▶ **TO DO**:
Skip the pictures. Copy all the rest of the records down exactly.
···
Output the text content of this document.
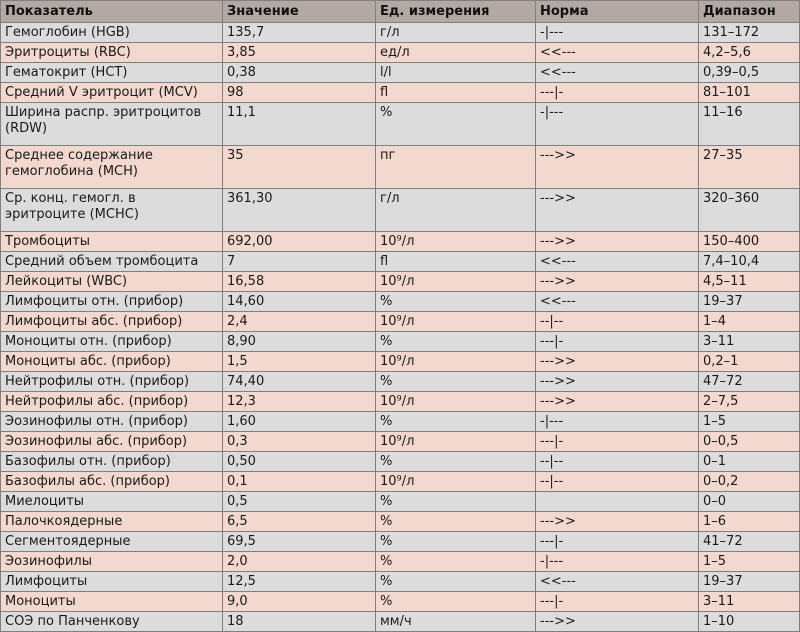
Показатель	Значение	Ед. измерения	Норма	Диапазон
Гемоглобин (HGB)	135,7	г/л	-|---	131–172
Эритроциты (RBC)	3,85	ед/л	<<---	4,2–5,6
Гематокрит (HCT)	0,38	l/l	<<---	0,39–0,5
Средний V эритроцит (MCV)	98	fl	---|-	81–101
Ширина распр. эритроцитов (RDW)	11,1	%	-|---	11–16
Среднее содержание гемоглобина (MCH)	35	пг	--->>	27–35
Ср. конц. гемогл. в эритроците (MCHC)	361,30	г/л	--->>	320–360
Тромбоциты	692,00	10⁹/л	--->>	150–400
Средний объем тромбоцита	7	fl	<<---	7,4–10,4
Лейкоциты (WBC)	16,58	10⁹/л	--->>	4,5–11
Лимфоциты отн. (прибор)	14,60	%	<<---	19–37
Лимфоциты абс. (прибор)	2,4	10⁹/л	--|--	1–4
Моноциты отн. (прибор)	8,90	%	---|-	3–11
Моноциты абс. (прибор)	1,5	10⁹/л	--->>	0,2–1
Нейтрофилы отн. (прибор)	74,40	%	--->>	47–72
Нейтрофилы абс. (прибор)	12,3	10⁹/л	--->>	2–7,5
Эозинофилы отн. (прибор)	1,60	%	-|---	1–5
Эозинофилы абс. (прибор)	0,3	10⁹/л	---|-	0–0,5
Базофилы отн. (прибор)	0,50	%	--|--	0–1
Базофилы абс. (прибор)	0,1	10⁹/л	--|--	0–0,2
Миелоциты	0,5	%		0–0
Палочкоядерные	6,5	%	--->>	1–6
Сегментоядерные	69,5	%	---|-	41–72
Эозинофилы	2,0	%	-|---	1–5
Лимфоциты	12,5	%	<<---	19–37
Моноциты	9,0	%	---|-	3–11
СОЭ по Панченкову	18	мм/ч	--->>	1–10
···
▶ **RESPONSE**:
Output the text content of this document.
Показатель	Значение	Ед. измерения	Норма	Диапазон
Гемоглобин (HGB)	135,7	г/л	-|---	131–172
Эритроциты (RBC)	3,85	ед/л	<<---	4,2–5,6
Гематокрит (HCT)	0,38	l/l	<<---	0,39–0,5
Средний V эритроцит (MCV)	98	fl	---|-	81–101
Ширина распр. эритроцитов (RDW)	11,1	%	-|---	11–16
Среднее содержание гемоглобина (MCH)	35	пг	--->>	27–35
Ср. конц. гемогл. в эритроците (MCHC)	361,30	г/л	--->>	320–360
Тромбоциты	692,00	10⁹/л	--->>	150–400
Средний объем тромбоцита	7	fl	<<---	7,4–10,4
Лейкоциты (WBC)	16,58	10⁹/л	--->>	4,5–11
Лимфоциты отн. (прибор)	14,60	%	<<---	19–37
Лимфоциты абс. (прибор)	2,4	10⁹/л	--|--	1–4
Моноциты отн. (прибор)	8,90	%	---|-	3–11
Моноциты абс. (прибор)	1,5	10⁹/л	--->>	0,2–1
Нейтрофилы отн. (прибор)	74,40	%	--->>	47–72
Нейтрофилы абс. (прибор)	12,3	10⁹/л	--->>	2–7,5
Эозинофилы отн. (прибор)	1,60	%	-|---	1–5
Эозинофилы абс. (прибор)	0,3	10⁹/л	---|-	0–0,5
Базофилы отн. (прибор)	0,50	%	--|--	0–1
Базофилы абс. (прибор)	0,1	10⁹/л	--|--	0–0,2
Миелоциты	0,5	%		0–0
Палочкоядерные	6,5	%	--->>	1–6
Сегментоядерные	69,5	%	---|-	41–72
Эозинофилы	2,0	%	-|---	1–5
Лимфоциты	12,5	%	<<---	19–37
Моноциты	9,0	%	---|-	3–11
СОЭ по Панченкову	18	мм/ч	--->>	1–10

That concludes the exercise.